What you have to do
Copy every line of the following data that includes the string "February".

══ Available records ══

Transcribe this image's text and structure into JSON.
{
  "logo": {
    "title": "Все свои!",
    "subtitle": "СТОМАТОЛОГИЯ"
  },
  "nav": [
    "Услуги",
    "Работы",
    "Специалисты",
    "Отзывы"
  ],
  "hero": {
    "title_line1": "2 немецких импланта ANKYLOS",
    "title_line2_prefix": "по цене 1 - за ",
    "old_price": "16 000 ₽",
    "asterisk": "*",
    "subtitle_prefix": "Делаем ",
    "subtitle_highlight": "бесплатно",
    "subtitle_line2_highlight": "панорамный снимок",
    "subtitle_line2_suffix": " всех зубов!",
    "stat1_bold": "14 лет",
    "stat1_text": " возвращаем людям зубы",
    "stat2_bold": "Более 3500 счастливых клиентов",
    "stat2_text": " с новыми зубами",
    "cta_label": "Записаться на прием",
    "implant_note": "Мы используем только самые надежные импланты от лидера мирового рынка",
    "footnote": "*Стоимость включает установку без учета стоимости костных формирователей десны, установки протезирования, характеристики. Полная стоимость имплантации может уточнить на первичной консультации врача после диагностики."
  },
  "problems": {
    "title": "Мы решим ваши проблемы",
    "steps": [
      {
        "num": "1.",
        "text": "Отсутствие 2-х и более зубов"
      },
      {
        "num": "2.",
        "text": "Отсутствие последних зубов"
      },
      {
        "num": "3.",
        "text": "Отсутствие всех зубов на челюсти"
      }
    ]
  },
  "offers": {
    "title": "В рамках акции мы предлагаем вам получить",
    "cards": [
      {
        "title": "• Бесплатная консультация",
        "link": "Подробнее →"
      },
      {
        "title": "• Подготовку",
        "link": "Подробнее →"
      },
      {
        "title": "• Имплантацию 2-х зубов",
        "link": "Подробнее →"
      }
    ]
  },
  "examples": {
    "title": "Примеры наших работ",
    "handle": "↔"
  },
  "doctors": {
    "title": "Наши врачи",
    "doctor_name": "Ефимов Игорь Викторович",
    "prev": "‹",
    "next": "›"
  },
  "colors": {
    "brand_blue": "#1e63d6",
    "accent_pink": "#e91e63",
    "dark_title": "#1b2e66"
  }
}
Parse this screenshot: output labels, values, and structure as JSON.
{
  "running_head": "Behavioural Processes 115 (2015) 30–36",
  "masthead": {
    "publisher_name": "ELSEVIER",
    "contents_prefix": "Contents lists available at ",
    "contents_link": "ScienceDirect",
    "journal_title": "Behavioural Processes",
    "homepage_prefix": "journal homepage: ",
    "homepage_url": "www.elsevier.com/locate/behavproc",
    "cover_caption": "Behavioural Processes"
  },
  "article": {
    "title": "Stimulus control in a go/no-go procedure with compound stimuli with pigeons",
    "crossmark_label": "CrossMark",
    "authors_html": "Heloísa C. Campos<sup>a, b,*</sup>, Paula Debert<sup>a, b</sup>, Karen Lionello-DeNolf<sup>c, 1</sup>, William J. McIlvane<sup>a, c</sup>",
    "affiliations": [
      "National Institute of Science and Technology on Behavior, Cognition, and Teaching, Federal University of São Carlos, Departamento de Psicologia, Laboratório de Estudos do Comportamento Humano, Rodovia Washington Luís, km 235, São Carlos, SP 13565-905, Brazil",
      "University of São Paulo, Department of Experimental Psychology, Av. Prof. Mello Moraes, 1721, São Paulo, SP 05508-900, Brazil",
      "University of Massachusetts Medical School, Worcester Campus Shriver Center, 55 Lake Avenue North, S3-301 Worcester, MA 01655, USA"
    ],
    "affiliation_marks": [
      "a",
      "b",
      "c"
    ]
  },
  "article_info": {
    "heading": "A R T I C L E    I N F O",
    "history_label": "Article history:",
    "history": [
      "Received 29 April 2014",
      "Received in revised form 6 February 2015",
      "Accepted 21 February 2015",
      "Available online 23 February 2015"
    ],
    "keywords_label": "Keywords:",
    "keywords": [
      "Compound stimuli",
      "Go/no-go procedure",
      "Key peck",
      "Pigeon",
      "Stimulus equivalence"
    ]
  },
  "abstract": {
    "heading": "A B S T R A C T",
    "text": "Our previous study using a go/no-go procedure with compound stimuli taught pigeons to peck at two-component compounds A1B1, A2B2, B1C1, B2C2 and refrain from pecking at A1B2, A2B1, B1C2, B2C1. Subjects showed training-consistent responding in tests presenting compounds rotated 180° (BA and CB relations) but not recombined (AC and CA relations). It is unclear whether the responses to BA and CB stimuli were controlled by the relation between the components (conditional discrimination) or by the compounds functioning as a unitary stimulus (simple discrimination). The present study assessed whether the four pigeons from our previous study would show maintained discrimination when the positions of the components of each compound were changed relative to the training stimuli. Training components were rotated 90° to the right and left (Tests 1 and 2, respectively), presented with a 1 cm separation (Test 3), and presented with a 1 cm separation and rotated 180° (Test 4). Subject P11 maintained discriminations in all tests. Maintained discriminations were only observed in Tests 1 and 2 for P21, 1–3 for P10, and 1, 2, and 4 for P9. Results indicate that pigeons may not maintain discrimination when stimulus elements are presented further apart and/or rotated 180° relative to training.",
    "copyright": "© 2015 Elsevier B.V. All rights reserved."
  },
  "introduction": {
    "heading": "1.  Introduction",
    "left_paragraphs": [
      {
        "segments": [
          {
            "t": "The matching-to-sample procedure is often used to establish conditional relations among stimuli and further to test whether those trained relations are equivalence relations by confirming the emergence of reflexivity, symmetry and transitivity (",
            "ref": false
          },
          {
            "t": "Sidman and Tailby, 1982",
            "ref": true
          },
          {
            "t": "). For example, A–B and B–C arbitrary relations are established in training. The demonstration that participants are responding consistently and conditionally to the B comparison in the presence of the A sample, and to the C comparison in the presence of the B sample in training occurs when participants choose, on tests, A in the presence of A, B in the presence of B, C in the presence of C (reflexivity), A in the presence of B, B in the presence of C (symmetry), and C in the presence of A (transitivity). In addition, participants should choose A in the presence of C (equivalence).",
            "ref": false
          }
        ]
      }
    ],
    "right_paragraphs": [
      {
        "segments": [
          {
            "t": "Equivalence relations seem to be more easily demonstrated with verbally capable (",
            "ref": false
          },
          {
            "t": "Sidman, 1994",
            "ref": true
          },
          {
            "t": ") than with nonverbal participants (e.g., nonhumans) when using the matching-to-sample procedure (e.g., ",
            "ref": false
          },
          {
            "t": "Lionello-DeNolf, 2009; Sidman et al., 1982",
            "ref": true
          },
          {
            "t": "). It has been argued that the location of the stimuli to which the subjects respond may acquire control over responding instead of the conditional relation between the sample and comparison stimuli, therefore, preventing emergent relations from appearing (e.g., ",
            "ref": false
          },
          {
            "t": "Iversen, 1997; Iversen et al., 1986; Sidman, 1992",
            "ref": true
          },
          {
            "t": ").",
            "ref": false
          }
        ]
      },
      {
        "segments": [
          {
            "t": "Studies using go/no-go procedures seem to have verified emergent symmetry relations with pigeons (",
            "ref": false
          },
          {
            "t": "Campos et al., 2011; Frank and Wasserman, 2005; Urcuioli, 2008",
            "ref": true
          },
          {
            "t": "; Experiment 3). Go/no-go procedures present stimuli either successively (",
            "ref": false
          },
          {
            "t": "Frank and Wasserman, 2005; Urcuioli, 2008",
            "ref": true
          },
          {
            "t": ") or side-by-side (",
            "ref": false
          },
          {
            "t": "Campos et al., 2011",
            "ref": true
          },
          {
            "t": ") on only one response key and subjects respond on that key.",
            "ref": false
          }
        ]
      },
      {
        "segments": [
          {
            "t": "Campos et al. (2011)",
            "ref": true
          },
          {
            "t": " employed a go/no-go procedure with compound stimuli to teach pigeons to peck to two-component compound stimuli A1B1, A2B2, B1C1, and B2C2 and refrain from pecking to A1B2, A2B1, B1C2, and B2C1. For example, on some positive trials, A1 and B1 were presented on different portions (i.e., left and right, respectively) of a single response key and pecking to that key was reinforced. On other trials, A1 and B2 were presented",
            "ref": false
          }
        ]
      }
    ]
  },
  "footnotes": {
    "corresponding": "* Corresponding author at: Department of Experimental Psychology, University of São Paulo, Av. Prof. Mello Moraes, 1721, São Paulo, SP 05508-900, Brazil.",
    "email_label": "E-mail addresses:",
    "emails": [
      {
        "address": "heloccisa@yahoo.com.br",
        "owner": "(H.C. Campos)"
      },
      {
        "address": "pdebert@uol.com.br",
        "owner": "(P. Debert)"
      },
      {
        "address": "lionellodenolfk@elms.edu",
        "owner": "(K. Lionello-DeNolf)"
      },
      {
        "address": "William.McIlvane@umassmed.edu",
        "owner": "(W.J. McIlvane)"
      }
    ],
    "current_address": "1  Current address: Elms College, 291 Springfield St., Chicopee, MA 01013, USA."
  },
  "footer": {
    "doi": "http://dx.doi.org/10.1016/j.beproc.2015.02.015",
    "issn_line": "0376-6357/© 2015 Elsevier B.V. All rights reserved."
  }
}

═══

Result for this task
      "Received in revised form 6 February 2015",
      "Accepted 21 February 2015",
      "Available online 23 February 2015"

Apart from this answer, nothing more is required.